> WORK INSTRUCTIONS:
Write out the whole of the material exactly.

> DATA LINES:
========

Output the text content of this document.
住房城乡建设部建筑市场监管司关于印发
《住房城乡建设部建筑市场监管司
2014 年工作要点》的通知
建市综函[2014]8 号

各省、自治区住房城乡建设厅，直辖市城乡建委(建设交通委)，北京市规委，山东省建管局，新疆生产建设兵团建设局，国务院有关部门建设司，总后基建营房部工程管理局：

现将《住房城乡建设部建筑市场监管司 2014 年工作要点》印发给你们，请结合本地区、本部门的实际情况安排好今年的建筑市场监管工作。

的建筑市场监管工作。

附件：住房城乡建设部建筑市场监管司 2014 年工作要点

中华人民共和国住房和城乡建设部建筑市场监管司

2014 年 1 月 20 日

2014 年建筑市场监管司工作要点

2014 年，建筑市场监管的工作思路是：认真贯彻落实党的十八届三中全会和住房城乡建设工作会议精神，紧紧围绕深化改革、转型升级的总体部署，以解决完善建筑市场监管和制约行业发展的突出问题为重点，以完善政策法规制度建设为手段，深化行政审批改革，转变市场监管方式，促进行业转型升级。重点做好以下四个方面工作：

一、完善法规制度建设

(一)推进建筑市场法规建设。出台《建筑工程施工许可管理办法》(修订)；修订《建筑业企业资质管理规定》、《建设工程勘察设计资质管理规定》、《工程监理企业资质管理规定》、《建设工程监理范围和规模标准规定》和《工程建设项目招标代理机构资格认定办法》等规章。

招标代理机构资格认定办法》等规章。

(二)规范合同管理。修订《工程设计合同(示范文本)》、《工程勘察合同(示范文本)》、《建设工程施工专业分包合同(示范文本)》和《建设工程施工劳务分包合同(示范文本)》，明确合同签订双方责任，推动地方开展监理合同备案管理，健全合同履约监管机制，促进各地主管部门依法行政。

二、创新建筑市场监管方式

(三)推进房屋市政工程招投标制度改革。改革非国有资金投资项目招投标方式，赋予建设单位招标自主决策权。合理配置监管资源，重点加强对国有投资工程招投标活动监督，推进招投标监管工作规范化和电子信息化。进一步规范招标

========

> THE REPLY:
Output the text content of this document.
住房城乡建设部建筑市场监管司关于印发
《住房城乡建设部建筑市场监管司
2014 年工作要点》的通知
建市综函[2014]8 号

各省、自治区住房城乡建设厅，直辖市城乡建委(建设交通委)，北京市规委，山东省建管局，新疆生产建设兵团建设局，国务院有关部门建设司，总后基建营房部工程管理局：

现将《住房城乡建设部建筑市场监管司 2014 年工作要点》印发给你们，请结合本地区、本部门的实际情况安排好今年的建筑市场监管工作。

的建筑市场监管工作。

附件：住房城乡建设部建筑市场监管司 2014 年工作要点

中华人民共和国住房和城乡建设部建筑市场监管司

2014 年 1 月 20 日

2014 年建筑市场监管司工作要点

2014 年，建筑市场监管的工作思路是：认真贯彻落实党的十八届三中全会和住房城乡建设工作会议精神，紧紧围绕深化改革、转型升级的总体部署，以解决完善建筑市场监管和制约行业发展的突出问题为重点，以完善政策法规制度建设为手段，深化行政审批改革，转变市场监管方式，促进行业转型升级。重点做好以下四个方面工作：

一、完善法规制度建设

(一)推进建筑市场法规建设。出台《建筑工程施工许可管理办法》(修订)；修订《建筑业企业资质管理规定》、《建设工程勘察设计资质管理规定》、《工程监理企业资质管理规定》、《建设工程监理范围和规模标准规定》和《工程建设项目招标代理机构资格认定办法》等规章。

招标代理机构资格认定办法》等规章。

(二)规范合同管理。修订《工程设计合同(示范文本)》、《工程勘察合同(示范文本)》、《建设工程施工专业分包合同(示范文本)》和《建设工程施工劳务分包合同(示范文本)》，明确合同签订双方责任，推动地方开展监理合同备案管理，健全合同履约监管机制，促进各地主管部门依法行政。

二、创新建筑市场监管方式

(三)推进房屋市政工程招投标制度改革。改革非国有资金投资项目招投标方式，赋予建设单位招标自主决策权。合理配置监管资源，重点加强对国有投资工程招投标活动监督，推进招投标监管工作规范化和电子信息化。进一步规范招标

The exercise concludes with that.